Would you transcribe all of the data exactly, down to the last character?
───── LISTED ENTRIES
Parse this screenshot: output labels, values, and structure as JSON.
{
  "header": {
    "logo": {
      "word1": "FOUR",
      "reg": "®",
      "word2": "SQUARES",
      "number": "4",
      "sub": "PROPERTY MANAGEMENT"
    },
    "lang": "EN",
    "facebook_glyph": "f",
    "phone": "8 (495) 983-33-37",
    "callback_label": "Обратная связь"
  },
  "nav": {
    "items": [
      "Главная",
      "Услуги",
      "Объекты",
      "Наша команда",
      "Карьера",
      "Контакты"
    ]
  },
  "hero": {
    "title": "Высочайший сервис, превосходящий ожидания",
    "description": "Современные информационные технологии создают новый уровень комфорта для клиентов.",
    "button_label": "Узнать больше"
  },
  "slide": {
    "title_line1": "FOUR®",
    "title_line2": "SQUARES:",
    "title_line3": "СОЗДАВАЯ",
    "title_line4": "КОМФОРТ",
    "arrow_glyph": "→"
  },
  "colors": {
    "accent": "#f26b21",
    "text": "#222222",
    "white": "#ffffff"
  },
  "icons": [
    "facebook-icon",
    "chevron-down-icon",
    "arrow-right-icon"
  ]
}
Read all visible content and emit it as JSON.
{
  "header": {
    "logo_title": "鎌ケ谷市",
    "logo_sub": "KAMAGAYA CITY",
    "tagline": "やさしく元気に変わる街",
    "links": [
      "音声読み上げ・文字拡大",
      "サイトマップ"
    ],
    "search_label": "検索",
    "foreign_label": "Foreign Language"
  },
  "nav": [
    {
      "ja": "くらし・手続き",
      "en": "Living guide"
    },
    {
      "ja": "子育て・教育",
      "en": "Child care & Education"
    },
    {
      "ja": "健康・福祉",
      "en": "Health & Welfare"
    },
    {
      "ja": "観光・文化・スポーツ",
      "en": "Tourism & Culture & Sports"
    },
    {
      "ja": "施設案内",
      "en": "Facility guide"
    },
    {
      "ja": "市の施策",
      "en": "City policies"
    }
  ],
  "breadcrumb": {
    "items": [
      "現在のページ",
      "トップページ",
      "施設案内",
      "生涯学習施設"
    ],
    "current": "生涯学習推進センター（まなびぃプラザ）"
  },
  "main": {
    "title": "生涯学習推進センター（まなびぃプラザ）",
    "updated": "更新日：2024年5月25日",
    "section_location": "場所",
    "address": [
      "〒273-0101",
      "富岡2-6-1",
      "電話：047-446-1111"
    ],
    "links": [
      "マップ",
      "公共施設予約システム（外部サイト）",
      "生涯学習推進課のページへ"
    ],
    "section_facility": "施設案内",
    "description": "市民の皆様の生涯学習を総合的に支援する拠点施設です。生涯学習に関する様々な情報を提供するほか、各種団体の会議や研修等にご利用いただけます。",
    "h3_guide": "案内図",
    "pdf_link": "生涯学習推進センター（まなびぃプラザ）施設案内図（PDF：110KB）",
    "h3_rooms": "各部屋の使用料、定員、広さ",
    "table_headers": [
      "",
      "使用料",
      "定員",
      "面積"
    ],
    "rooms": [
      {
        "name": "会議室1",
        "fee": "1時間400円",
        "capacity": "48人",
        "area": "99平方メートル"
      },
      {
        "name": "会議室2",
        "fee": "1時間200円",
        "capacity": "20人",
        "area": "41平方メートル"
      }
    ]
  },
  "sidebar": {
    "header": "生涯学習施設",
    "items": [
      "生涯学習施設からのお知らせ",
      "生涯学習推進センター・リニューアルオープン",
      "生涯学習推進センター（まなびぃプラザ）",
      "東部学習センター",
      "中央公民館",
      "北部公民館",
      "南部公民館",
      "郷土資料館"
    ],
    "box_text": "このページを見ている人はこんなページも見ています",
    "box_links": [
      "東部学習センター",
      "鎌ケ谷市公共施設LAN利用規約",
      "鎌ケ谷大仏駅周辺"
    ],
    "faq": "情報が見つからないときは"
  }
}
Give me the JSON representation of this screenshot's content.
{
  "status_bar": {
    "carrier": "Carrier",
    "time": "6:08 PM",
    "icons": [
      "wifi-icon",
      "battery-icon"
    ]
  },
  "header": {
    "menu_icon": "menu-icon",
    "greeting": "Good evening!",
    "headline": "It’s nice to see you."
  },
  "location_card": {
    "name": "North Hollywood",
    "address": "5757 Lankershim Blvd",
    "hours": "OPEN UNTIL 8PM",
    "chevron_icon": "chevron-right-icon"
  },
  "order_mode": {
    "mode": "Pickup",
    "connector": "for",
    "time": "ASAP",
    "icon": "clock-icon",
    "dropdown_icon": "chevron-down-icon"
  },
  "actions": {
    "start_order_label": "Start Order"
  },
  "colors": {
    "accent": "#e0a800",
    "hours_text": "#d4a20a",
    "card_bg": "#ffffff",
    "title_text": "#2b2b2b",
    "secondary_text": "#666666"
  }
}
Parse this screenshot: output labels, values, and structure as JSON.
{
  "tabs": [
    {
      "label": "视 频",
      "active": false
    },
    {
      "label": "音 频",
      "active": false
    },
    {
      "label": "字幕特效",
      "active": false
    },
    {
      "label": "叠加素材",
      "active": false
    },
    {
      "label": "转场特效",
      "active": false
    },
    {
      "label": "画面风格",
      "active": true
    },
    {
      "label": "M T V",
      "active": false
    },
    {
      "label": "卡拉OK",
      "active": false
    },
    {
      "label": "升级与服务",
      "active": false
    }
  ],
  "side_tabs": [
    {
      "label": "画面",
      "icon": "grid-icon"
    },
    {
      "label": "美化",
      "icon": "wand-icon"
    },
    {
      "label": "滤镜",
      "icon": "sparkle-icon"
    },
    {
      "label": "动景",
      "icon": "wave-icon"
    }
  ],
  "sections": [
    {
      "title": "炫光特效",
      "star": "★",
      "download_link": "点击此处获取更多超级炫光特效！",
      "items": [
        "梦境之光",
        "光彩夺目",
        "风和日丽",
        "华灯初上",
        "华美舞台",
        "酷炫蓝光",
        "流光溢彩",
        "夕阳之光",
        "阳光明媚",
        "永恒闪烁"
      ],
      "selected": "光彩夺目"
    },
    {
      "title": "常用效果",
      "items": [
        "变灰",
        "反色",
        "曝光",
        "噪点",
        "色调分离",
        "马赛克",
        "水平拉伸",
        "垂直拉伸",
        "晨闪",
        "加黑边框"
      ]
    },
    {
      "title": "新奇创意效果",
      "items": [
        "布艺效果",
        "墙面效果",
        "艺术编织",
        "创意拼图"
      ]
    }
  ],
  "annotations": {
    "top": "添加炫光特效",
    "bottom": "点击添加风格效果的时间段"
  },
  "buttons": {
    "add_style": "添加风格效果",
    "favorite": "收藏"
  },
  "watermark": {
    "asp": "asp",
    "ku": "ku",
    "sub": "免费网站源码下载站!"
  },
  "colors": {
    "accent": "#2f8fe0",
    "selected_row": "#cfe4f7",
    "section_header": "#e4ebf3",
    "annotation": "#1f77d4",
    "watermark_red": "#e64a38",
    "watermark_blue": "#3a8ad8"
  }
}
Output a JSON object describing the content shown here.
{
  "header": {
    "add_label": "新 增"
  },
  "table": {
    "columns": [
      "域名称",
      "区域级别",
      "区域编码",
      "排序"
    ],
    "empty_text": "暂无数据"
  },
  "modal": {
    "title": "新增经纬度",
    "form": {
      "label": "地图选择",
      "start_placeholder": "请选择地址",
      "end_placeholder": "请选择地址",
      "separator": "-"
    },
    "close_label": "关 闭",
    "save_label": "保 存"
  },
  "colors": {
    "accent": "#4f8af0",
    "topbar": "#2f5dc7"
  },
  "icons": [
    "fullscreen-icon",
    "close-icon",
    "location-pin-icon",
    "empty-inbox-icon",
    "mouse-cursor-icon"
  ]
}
──────────
TASK ANSWER =>
Parse this screenshot: output labels, values, and structure as JSON.
{
  "header": {
    "logo": {
      "word1": "FOUR",
      "reg": "®",
      "word2": "SQUARES",
      "number": "4",
      "sub": "PROPERTY MANAGEMENT"
    },
    "lang": "EN",
    "facebook_glyph": "f",
    "phone": "8 (495) 983-33-37",
    "callback_label": "Обратная связь"
  },
  "nav": {
    "items": [
      "Главная",
      "Услуги",
      "Объекты",
      "Наша команда",
      "Карьера",
      "Контакты"
    ]
  },
  "hero": {
    "title": "Высочайший сервис, превосходящий ожидания",
    "description": "Современные информационные технологии создают новый уровень комфорта для клиентов.",
    "button_label": "Узнать больше"
  },
  "slide": {
    "title_line1": "FOUR®",
    "title_line2": "SQUARES:",
    "title_line3": "СОЗДАВАЯ",
    "title_line4": "КОМФОРТ",
    "arrow_glyph": "→"
  },
  "colors": {
    "accent": "#f26b21",
    "text": "#222222",
    "white": "#ffffff"
  },
  "icons": [
    "facebook-icon",
    "chevron-down-icon",
    "arrow-right-icon"
  ]
}
Read all visible content and emit it as JSON.
{
  "header": {
    "logo_title": "鎌ケ谷市",
    "logo_sub": "KAMAGAYA CITY",
    "tagline": "やさしく元気に変わる街",
    "links": [
      "音声読み上げ・文字拡大",
      "サイトマップ"
    ],
    "search_label": "検索",
    "foreign_label": "Foreign Language"
  },
  "nav": [
    {
      "ja": "くらし・手続き",
      "en": "Living guide"
    },
    {
      "ja": "子育て・教育",
      "en": "Child care & Education"
    },
    {
      "ja": "健康・福祉",
      "en": "Health & Welfare"
    },
    {
      "ja": "観光・文化・スポーツ",
      "en": "Tourism & Culture & Sports"
    },
    {
      "ja": "施設案内",
      "en": "Facility guide"
    },
    {
      "ja": "市の施策",
      "en": "City policies"
    }
  ],
  "breadcrumb": {
    "items": [
      "現在のページ",
      "トップページ",
      "施設案内",
      "生涯学習施設"
    ],
    "current": "生涯学習推進センター（まなびぃプラザ）"
  },
  "main": {
    "title": "生涯学習推進センター（まなびぃプラザ）",
    "updated": "更新日：2024年5月25日",
    "section_location": "場所",
    "address": [
      "〒273-0101",
      "富岡2-6-1",
      "電話：047-446-1111"
    ],
    "links": [
      "マップ",
      "公共施設予約システム（外部サイト）",
      "生涯学習推進課のページへ"
    ],
    "section_facility": "施設案内",
    "description": "市民の皆様の生涯学習を総合的に支援する拠点施設です。生涯学習に関する様々な情報を提供するほか、各種団体の会議や研修等にご利用いただけます。",
    "h3_guide": "案内図",
    "pdf_link": "生涯学習推進センター（まなびぃプラザ）施設案内図（PDF：110KB）",
    "h3_rooms": "各部屋の使用料、定員、広さ",
    "table_headers": [
      "",
      "使用料",
      "定員",
      "面積"
    ],
    "rooms": [
      {
        "name": "会議室1",
        "fee": "1時間400円",
        "capacity": "48人",
        "area": "99平方メートル"
      },
      {
        "name": "会議室2",
        "fee": "1時間200円",
        "capacity": "20人",
        "area": "41平方メートル"
      }
    ]
  },
  "sidebar": {
    "header": "生涯学習施設",
    "items": [
      "生涯学習施設からのお知らせ",
      "生涯学習推進センター・リニューアルオープン",
      "生涯学習推進センター（まなびぃプラザ）",
      "東部学習センター",
      "中央公民館",
      "北部公民館",
      "南部公民館",
      "郷土資料館"
    ],
    "box_text": "このページを見ている人はこんなページも見ています",
    "box_links": [
      "東部学習センター",
      "鎌ケ谷市公共施設LAN利用規約",
      "鎌ケ谷大仏駅周辺"
    ],
    "faq": "情報が見つからないときは"
  }
}
Give me the JSON representation of this screenshot's content.
{
  "status_bar": {
    "carrier": "Carrier",
    "time": "6:08 PM",
    "icons": [
      "wifi-icon",
      "battery-icon"
    ]
  },
  "header": {
    "menu_icon": "menu-icon",
    "greeting": "Good evening!",
    "headline": "It’s nice to see you."
  },
  "location_card": {
    "name": "North Hollywood",
    "address": "5757 Lankershim Blvd",
    "hours": "OPEN UNTIL 8PM",
    "chevron_icon": "chevron-right-icon"
  },
  "order_mode": {
    "mode": "Pickup",
    "connector": "for",
    "time": "ASAP",
    "icon": "clock-icon",
    "dropdown_icon": "chevron-down-icon"
  },
  "actions": {
    "start_order_label": "Start Order"
  },
  "colors": {
    "accent": "#e0a800",
    "hours_text": "#d4a20a",
    "card_bg": "#ffffff",
    "title_text": "#2b2b2b",
    "secondary_text": "#666666"
  }
}
Parse this screenshot: output labels, values, and structure as JSON.
{
  "tabs": [
    {
      "label": "视 频",
      "active": false
    },
    {
      "label": "音 频",
      "active": false
    },
    {
      "label": "字幕特效",
      "active": false
    },
    {
      "label": "叠加素材",
      "active": false
    },
    {
      "label": "转场特效",
      "active": false
    },
    {
      "label": "画面风格",
      "active": true
    },
    {
      "label": "M T V",
      "active": false
    },
    {
      "label": "卡拉OK",
      "active": false
    },
    {
      "label": "升级与服务",
      "active": false
    }
  ],
  "side_tabs": [
    {
      "label": "画面",
      "icon": "grid-icon"
    },
    {
      "label": "美化",
      "icon": "wand-icon"
    },
    {
      "label": "滤镜",
      "icon": "sparkle-icon"
    },
    {
      "label": "动景",
      "icon": "wave-icon"
    }
  ],
  "sections": [
    {
      "title": "炫光特效",
      "star": "★",
      "download_link": "点击此处获取更多超级炫光特效！",
      "items": [
        "梦境之光",
        "光彩夺目",
        "风和日丽",
        "华灯初上",
        "华美舞台",
        "酷炫蓝光",
        "流光溢彩",
        "夕阳之光",
        "阳光明媚",
        "永恒闪烁"
      ],
      "selected": "光彩夺目"
    },
    {
      "title": "常用效果",
      "items": [
        "变灰",
        "反色",
        "曝光",
        "噪点",
        "色调分离",
        "马赛克",
        "水平拉伸",
        "垂直拉伸",
        "晨闪",
        "加黑边框"
      ]
    },
    {
      "title": "新奇创意效果",
      "items": [
        "布艺效果",
        "墙面效果",
        "艺术编织",
        "创意拼图"
      ]
    }
  ],
  "annotations": {
    "top": "添加炫光特效",
    "bottom": "点击添加风格效果的时间段"
  },
  "buttons": {
    "add_style": "添加风格效果",
    "favorite": "收藏"
  },
  "watermark": {
    "asp": "asp",
    "ku": "ku",
    "sub": "免费网站源码下载站!"
  },
  "colors": {
    "accent": "#2f8fe0",
    "selected_row": "#cfe4f7",
    "section_header": "#e4ebf3",
    "annotation": "#1f77d4",
    "watermark_red": "#e64a38",
    "watermark_blue": "#3a8ad8"
  }
}
Output a JSON object describing the content shown here.
{
  "header": {
    "add_label": "新 增"
  },
  "table": {
    "columns": [
      "域名称",
      "区域级别",
      "区域编码",
      "排序"
    ],
    "empty_text": "暂无数据"
  },
  "modal": {
    "title": "新增经纬度",
    "form": {
      "label": "地图选择",
      "start_placeholder": "请选择地址",
      "end_placeholder": "请选择地址",
      "separator": "-"
    },
    "close_label": "关 闭",
    "save_label": "保 存"
  },
  "colors": {
    "accent": "#4f8af0",
    "topbar": "#2f5dc7"
  },
  "icons": [
    "fullscreen-icon",
    "close-icon",
    "location-pin-icon",
    "empty-inbox-icon",
    "mouse-cursor-icon"
  ]
}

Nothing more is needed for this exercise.